** Aim of the exercise **
Return each line of the listing below, unchanged, and omit the images.

Stored data entries
## START

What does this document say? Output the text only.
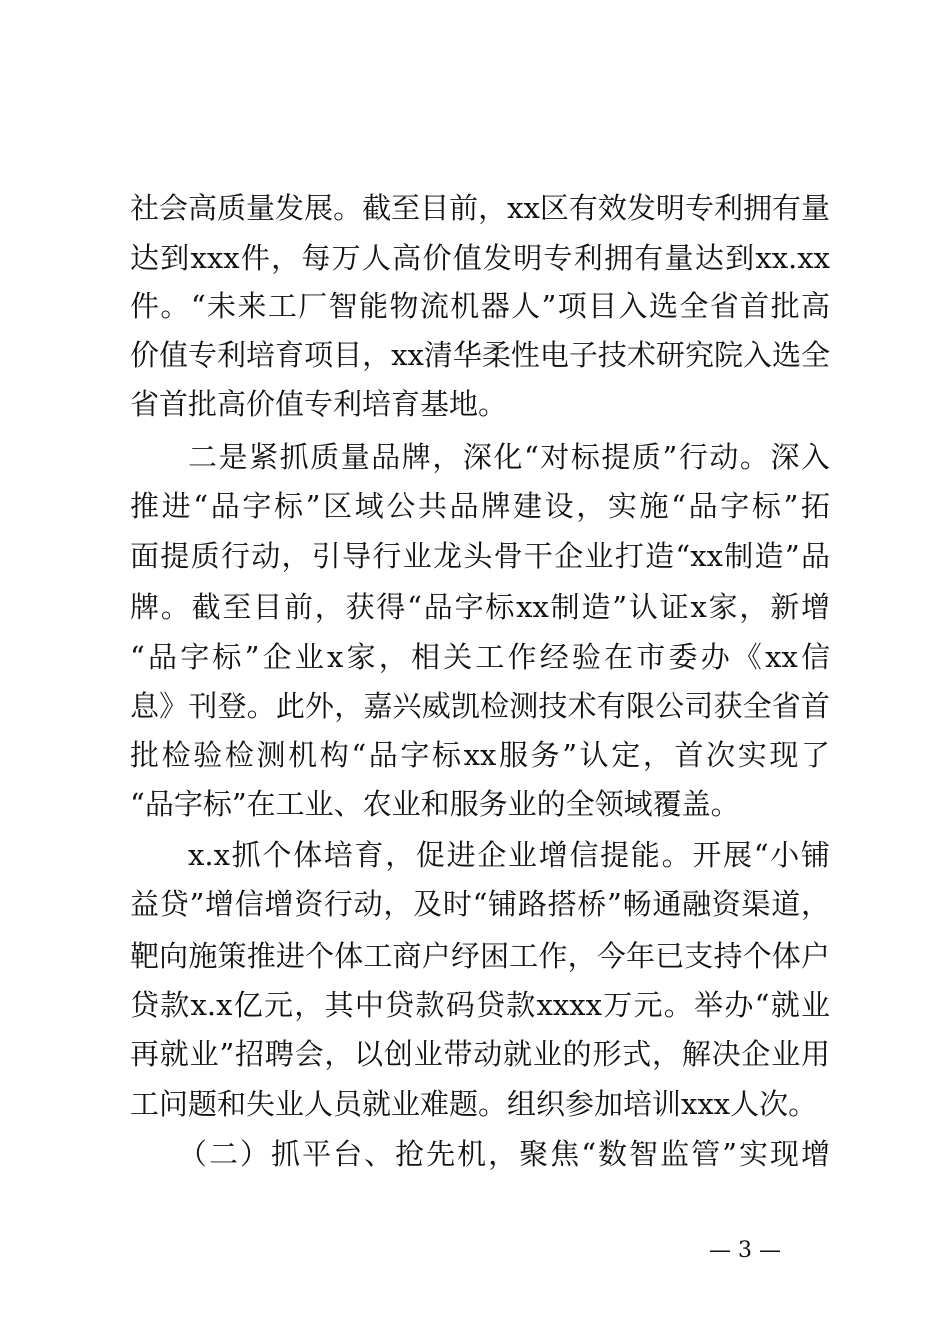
社会高质量发展。截至目前，xx区有效发明专利拥有量
达到xxx件，每万人高价值发明专利拥有量达到xx.xx
件。“未来工厂智能物流机器人”项目入选全省首批高
价值专利培育项目，xx清华柔性电子技术研究院入选全
省首批高价值专利培育基地。
二是紧抓质量品牌，深化“对标提质”行动。深入
推进“品字标”区域公共品牌建设，实施“品字标”拓
面提质行动，引导行业龙头骨干企业打造“xx制造”品
牌。截至目前，获得“品字标xx制造”认证x家，新增
“品字标”企业x家，相关工作经验在市委办《xx信
息》刊登。此外，嘉兴威凯检测技术有限公司获全省首
批检验检测机构“品字标xx服务”认定，首次实现了
“品字标”在工业、农业和服务业的全领域覆盖。
x.x抓个体培育，促进企业增信提能。开展“小铺
益贷”增信增资行动，及时“铺路搭桥”畅通融资渠道，
靶向施策推进个体工商户纾困工作，今年已支持个体户
贷款x.x亿元，其中贷款码贷款xxxx万元。举办“就业
再就业”招聘会，以创业带动就业的形式，解决企业用
工问题和失业人员就业难题。组织参加培训xxx人次。
（二）抓平台、抢先机，聚焦“数智监管”实现增
— 3 —
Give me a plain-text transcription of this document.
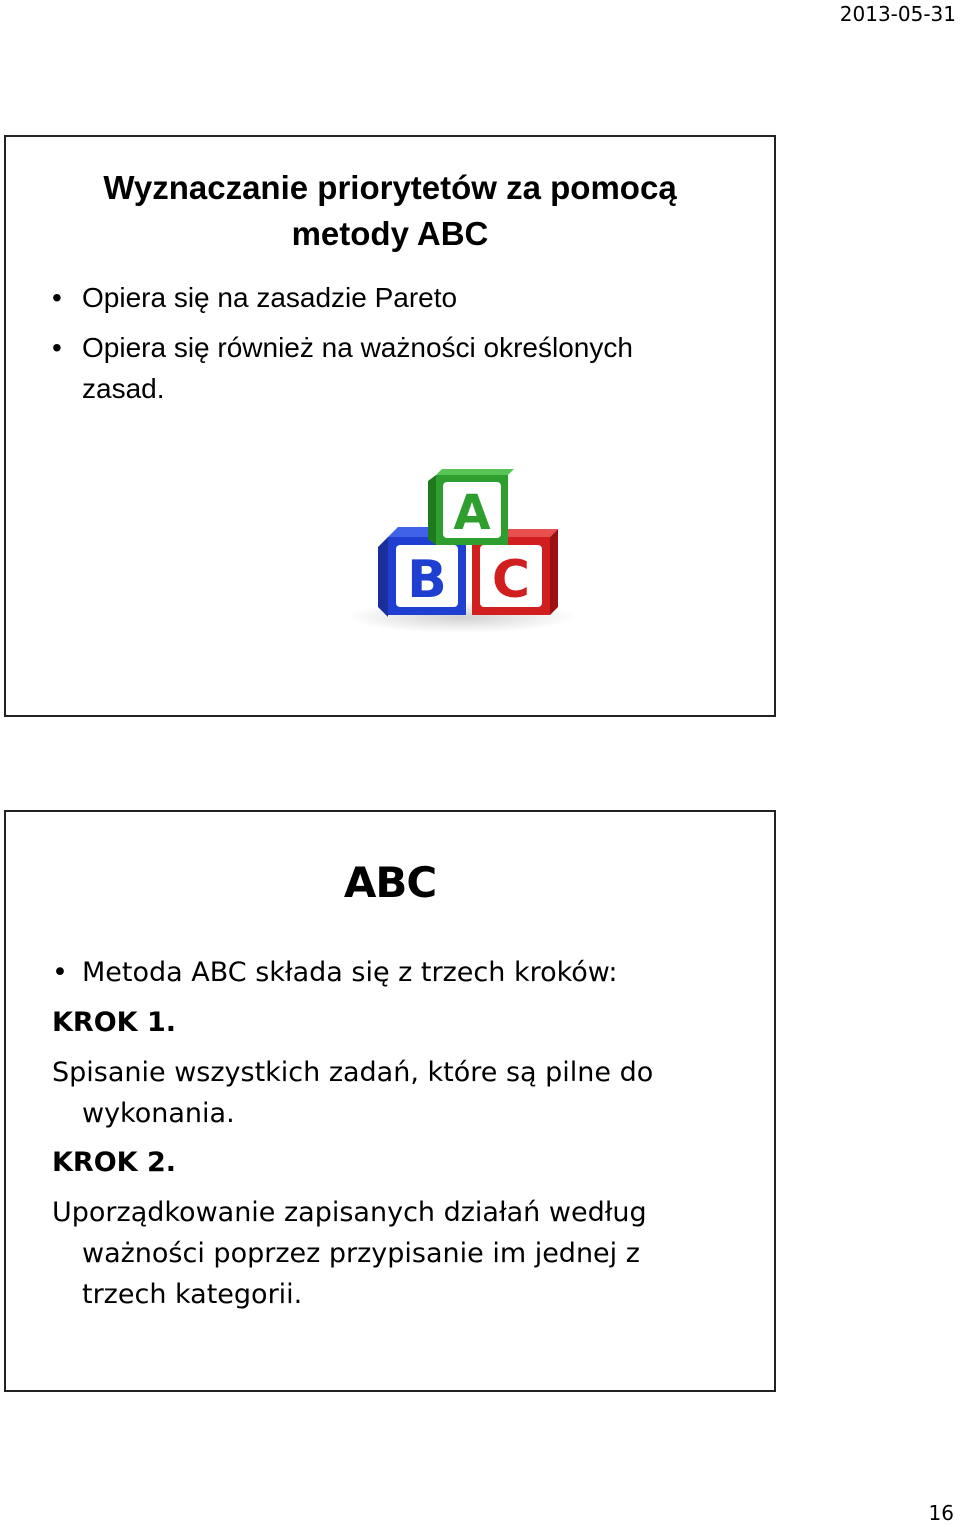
2013-05-31
Wyznaczanie priorytetów za pomocą
metody ABC
• Opiera się na zasadzie Pareto
• Opiera się również na ważności określonych
zasad.
B C
A
ABC
• Metoda ABC składa się z trzech kroków:
KROK 1.
Spisanie wszystkich zadań, które są pilne do
wykonania.
KROK 2.
Uporządkowanie zapisanych działań według
ważności poprzez przypisanie im jednej z
trzech kategorii.
16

## END

** Written solution **
What does this document say? Output the text only.
社会高质量发展。截至目前，xx区有效发明专利拥有量
达到xxx件，每万人高价值发明专利拥有量达到xx.xx
件。“未来工厂智能物流机器人”项目入选全省首批高
价值专利培育项目，xx清华柔性电子技术研究院入选全
省首批高价值专利培育基地。
二是紧抓质量品牌，深化“对标提质”行动。深入
推进“品字标”区域公共品牌建设，实施“品字标”拓
面提质行动，引导行业龙头骨干企业打造“xx制造”品
牌。截至目前，获得“品字标xx制造”认证x家，新增
“品字标”企业x家，相关工作经验在市委办《xx信
息》刊登。此外，嘉兴威凯检测技术有限公司获全省首
批检验检测机构“品字标xx服务”认定，首次实现了
“品字标”在工业、农业和服务业的全领域覆盖。
x.x抓个体培育，促进企业增信提能。开展“小铺
益贷”增信增资行动，及时“铺路搭桥”畅通融资渠道，
靶向施策推进个体工商户纾困工作，今年已支持个体户
贷款x.x亿元，其中贷款码贷款xxxx万元。举办“就业
再就业”招聘会，以创业带动就业的形式，解决企业用
工问题和失业人员就业难题。组织参加培训xxx人次。
（二）抓平台、抢先机，聚焦“数智监管”实现增
— 3 —
Give me a plain-text transcription of this document.
2013-05-31
Wyznaczanie priorytetów za pomocą
metody ABC
• Opiera się na zasadzie Pareto
• Opiera się również na ważności określonych
zasad.
B C
A
ABC
• Metoda ABC składa się z trzech kroków:
KROK 1.
Spisanie wszystkich zadań, które są pilne do
wykonania.
KROK 2.
Uporządkowanie zapisanych działań według
ważności poprzez przypisanie im jednej z
trzech kategorii.
16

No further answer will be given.